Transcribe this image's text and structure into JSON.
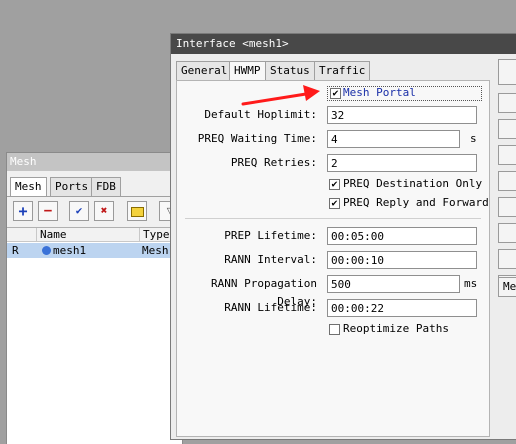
{
  "mesh_window": {
    "title": "Mesh",
    "tabs": [
      "Mesh",
      "Ports",
      "FDB"
    ],
    "toolbar": {
      "add": "+",
      "remove": "−",
      "enable": "✔",
      "disable": "✖",
      "comment": "",
      "filter": "▽"
    },
    "columns": [
      "",
      "Name",
      "Type"
    ],
    "rows": [
      {
        "flag": "R",
        "name": "mesh1",
        "type": "Mesh"
      }
    ]
  },
  "interface_window": {
    "title": "Interface <mesh1>",
    "tabs": [
      "General",
      "HWMP",
      "Status",
      "Traffic"
    ],
    "mesh_portal": {
      "label": "Mesh Portal",
      "checked": true
    },
    "fields": {
      "default_hoplimit": {
        "label": "Default Hoplimit:",
        "value": "32"
      },
      "preq_waiting_time": {
        "label": "PREQ Waiting Time:",
        "value": "4",
        "unit": "s"
      },
      "preq_retries": {
        "label": "PREQ Retries:",
        "value": "2"
      },
      "prep_lifetime": {
        "label": "PREP Lifetime:",
        "value": "00:05:00"
      },
      "rann_interval": {
        "label": "RANN Interval:",
        "value": "00:00:10"
      },
      "rann_propagation_delay": {
        "label": "RANN Propagation Delay:",
        "value": "500",
        "unit": "ms"
      },
      "rann_lifetime": {
        "label": "RANN Lifetime:",
        "value": "00:00:22"
      }
    },
    "checks": {
      "preq_destination_only": {
        "label": "PREQ Destination Only",
        "checked": true
      },
      "preq_reply_and_forward": {
        "label": "PREQ Reply and Forward",
        "checked": true
      },
      "reoptimize_paths": {
        "label": "Reoptimize Paths",
        "checked": false
      }
    },
    "side_buttons": [
      "",
      "",
      "",
      "",
      "",
      "",
      "",
      "",
      "",
      "Me"
    ],
    "check_mark": "✔"
  },
  "colors": {
    "annotation_arrow": "#ff1a1a",
    "selected_row": "#bcd4f0",
    "title_bar": "#484848"
  }
}
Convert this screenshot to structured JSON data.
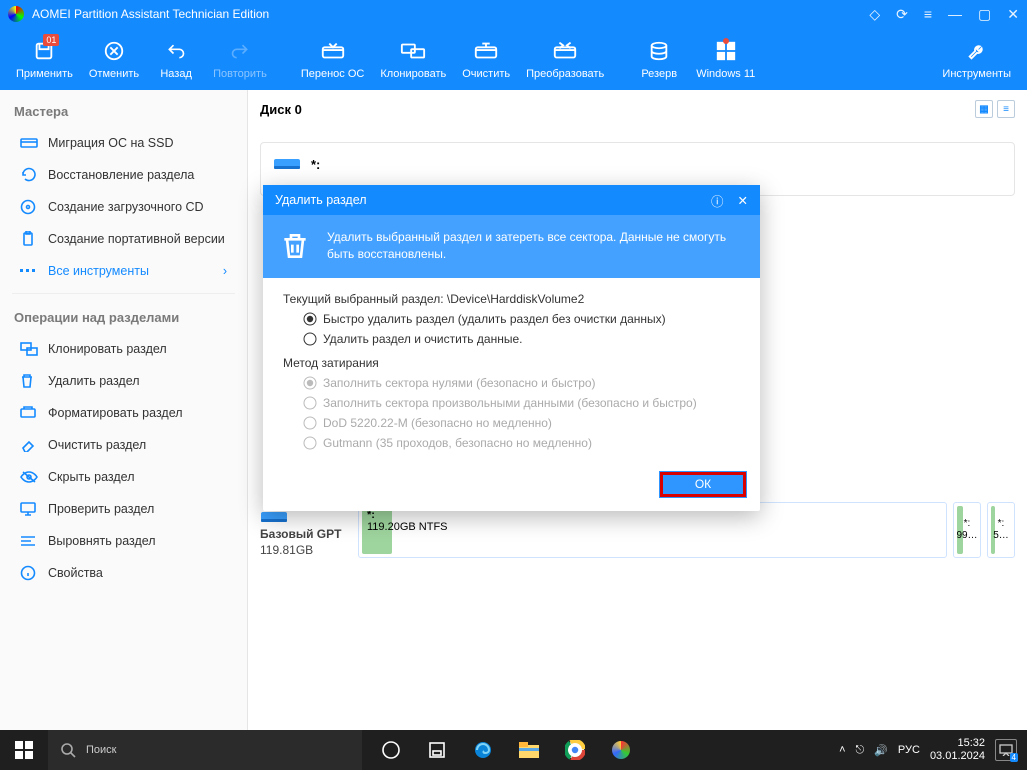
{
  "app": {
    "title": "AOMEI Partition Assistant Technician Edition"
  },
  "toolbar": {
    "apply": "Применить",
    "apply_badge": "01",
    "undo": "Отменить",
    "back": "Назад",
    "redo": "Повторить",
    "migrate": "Перенос ОС",
    "clone": "Клонировать",
    "wipe": "Очистить",
    "convert": "Преобразовать",
    "backup": "Резерв",
    "win11": "Windows 11",
    "tools": "Инструменты"
  },
  "sidebar": {
    "masters_hdr": "Мастера",
    "migrate_ssd": "Миграция ОС на SSD",
    "recover": "Восстановление раздела",
    "boot_cd": "Создание загрузочного CD",
    "portable": "Создание портативной версии",
    "all_tools": "Все инструменты",
    "ops_hdr": "Операции над разделами",
    "clone_part": "Клонировать раздел",
    "delete_part": "Удалить раздел",
    "format_part": "Форматировать раздел",
    "wipe_part": "Очистить раздел",
    "hide_part": "Скрыть раздел",
    "check_part": "Проверить раздел",
    "align_part": "Выровнять раздел",
    "props": "Свойства"
  },
  "main": {
    "disk_header": "Диск 0",
    "disk_star_label": "*:",
    "disk_type": "Базовый GPT",
    "disk_size": "119.81GB",
    "part_label": "*:",
    "part_info": "119.20GB NTFS",
    "mini1": "*:",
    "mini1b": "99…",
    "mini2": "*:",
    "mini2b": "5…"
  },
  "dialog": {
    "title": "Удалить раздел",
    "banner": "Удалить выбранный раздел и затереть все сектора. Данные не смогуть быть восстановлены.",
    "current": "Текущий выбранный раздел:  \\Device\\HarddiskVolume2",
    "opt1": "Быстро удалить раздел (удалить раздел без очистки данных)",
    "opt2": "Удалить раздел и очистить данные.",
    "method_hdr": "Метод затирания",
    "m1": "Заполнить сектора нулями (безопасно и быстро)",
    "m2": "Заполнить сектора произвольными данными (безопасно и быстро)",
    "m3": "DoD 5220.22-M (безопасно но медленно)",
    "m4": "Gutmann (35 проходов, безопасно но медленно)",
    "ok": "ОК"
  },
  "taskbar": {
    "search": "Поиск",
    "lang": "РУС",
    "time": "15:32",
    "date": "03.01.2024",
    "notif_count": "4"
  }
}
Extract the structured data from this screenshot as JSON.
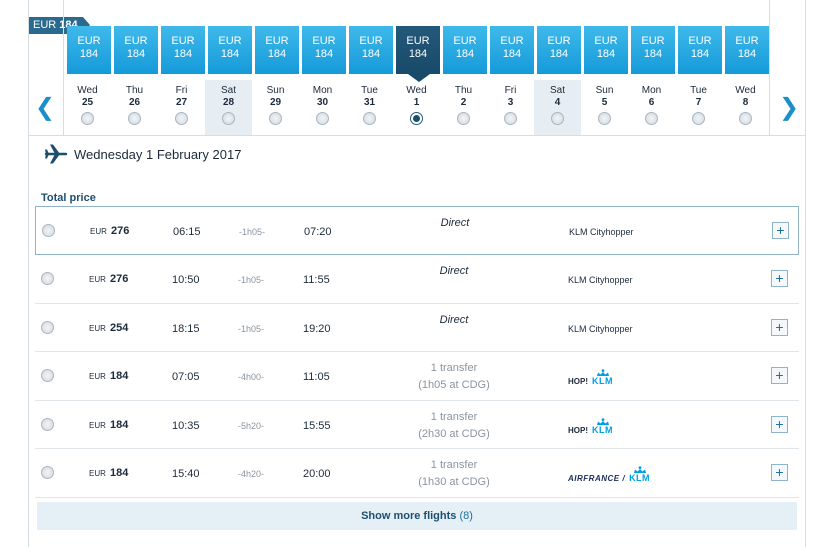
{
  "calendar": {
    "cheapest_tag": {
      "currency": "EUR",
      "amount": "184"
    },
    "prev_arrow": "❮",
    "next_arrow": "❯",
    "days": [
      {
        "currency": "EUR",
        "price": "184",
        "dow": "Wed",
        "date": "25",
        "weekend": false,
        "selected": false
      },
      {
        "currency": "EUR",
        "price": "184",
        "dow": "Thu",
        "date": "26",
        "weekend": false,
        "selected": false
      },
      {
        "currency": "EUR",
        "price": "184",
        "dow": "Fri",
        "date": "27",
        "weekend": false,
        "selected": false
      },
      {
        "currency": "EUR",
        "price": "184",
        "dow": "Sat",
        "date": "28",
        "weekend": true,
        "selected": false
      },
      {
        "currency": "EUR",
        "price": "184",
        "dow": "Sun",
        "date": "29",
        "weekend": false,
        "selected": false
      },
      {
        "currency": "EUR",
        "price": "184",
        "dow": "Mon",
        "date": "30",
        "weekend": false,
        "selected": false
      },
      {
        "currency": "EUR",
        "price": "184",
        "dow": "Tue",
        "date": "31",
        "weekend": false,
        "selected": false
      },
      {
        "currency": "EUR",
        "price": "184",
        "dow": "Wed",
        "date": "1",
        "weekend": false,
        "selected": true
      },
      {
        "currency": "EUR",
        "price": "184",
        "dow": "Thu",
        "date": "2",
        "weekend": false,
        "selected": false
      },
      {
        "currency": "EUR",
        "price": "184",
        "dow": "Fri",
        "date": "3",
        "weekend": false,
        "selected": false
      },
      {
        "currency": "EUR",
        "price": "184",
        "dow": "Sat",
        "date": "4",
        "weekend": true,
        "selected": false
      },
      {
        "currency": "EUR",
        "price": "184",
        "dow": "Sun",
        "date": "5",
        "weekend": false,
        "selected": false
      },
      {
        "currency": "EUR",
        "price": "184",
        "dow": "Mon",
        "date": "6",
        "weekend": false,
        "selected": false
      },
      {
        "currency": "EUR",
        "price": "184",
        "dow": "Tue",
        "date": "7",
        "weekend": false,
        "selected": false
      },
      {
        "currency": "EUR",
        "price": "184",
        "dow": "Wed",
        "date": "8",
        "weekend": false,
        "selected": false
      }
    ]
  },
  "header": {
    "icon": "plane-icon",
    "date_text": "Wednesday 1 February 2017"
  },
  "results": {
    "total_price_label": "Total price",
    "flights": [
      {
        "currency": "EUR",
        "price": "276",
        "depart": "06:15",
        "duration": "-1h05-",
        "arrive": "07:20",
        "stops": "Direct",
        "transfer": "",
        "carrier_text": "KLM Cityhopper",
        "logo": "",
        "selected": true
      },
      {
        "currency": "EUR",
        "price": "276",
        "depart": "10:50",
        "duration": "-1h05-",
        "arrive": "11:55",
        "stops": "Direct",
        "transfer": "",
        "carrier_text": "KLM Cityhopper",
        "logo": "",
        "selected": false
      },
      {
        "currency": "EUR",
        "price": "254",
        "depart": "18:15",
        "duration": "-1h05-",
        "arrive": "19:20",
        "stops": "Direct",
        "transfer": "",
        "carrier_text": "KLM Cityhopper",
        "logo": "",
        "selected": false
      },
      {
        "currency": "EUR",
        "price": "184",
        "depart": "07:05",
        "duration": "-4h00-",
        "arrive": "11:05",
        "stops": "1 transfer",
        "transfer": "(1h05 at CDG)",
        "carrier_text": "",
        "logo": "hop",
        "logo_prefix": "HOP!",
        "logo_klm": "KLM",
        "selected": false
      },
      {
        "currency": "EUR",
        "price": "184",
        "depart": "10:35",
        "duration": "-5h20-",
        "arrive": "15:55",
        "stops": "1 transfer",
        "transfer": "(2h30 at CDG)",
        "carrier_text": "",
        "logo": "hop",
        "logo_prefix": "HOP!",
        "logo_klm": "KLM",
        "selected": false
      },
      {
        "currency": "EUR",
        "price": "184",
        "depart": "15:40",
        "duration": "-4h20-",
        "arrive": "20:00",
        "stops": "1 transfer",
        "transfer": "(1h30 at CDG)",
        "carrier_text": "",
        "logo": "af",
        "logo_prefix": "AIRFRANCE /",
        "logo_klm": "KLM",
        "selected": false
      }
    ],
    "expand_label": "+",
    "show_more": {
      "label": "Show more flights",
      "count": "(8)"
    }
  }
}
---------------
## Task to complete
Where a line holds the string "Создание", copy that line.

## Output for this task
    "boot_cd": "Создание загрузочного CD",
    "portable": "Создание портативной версии",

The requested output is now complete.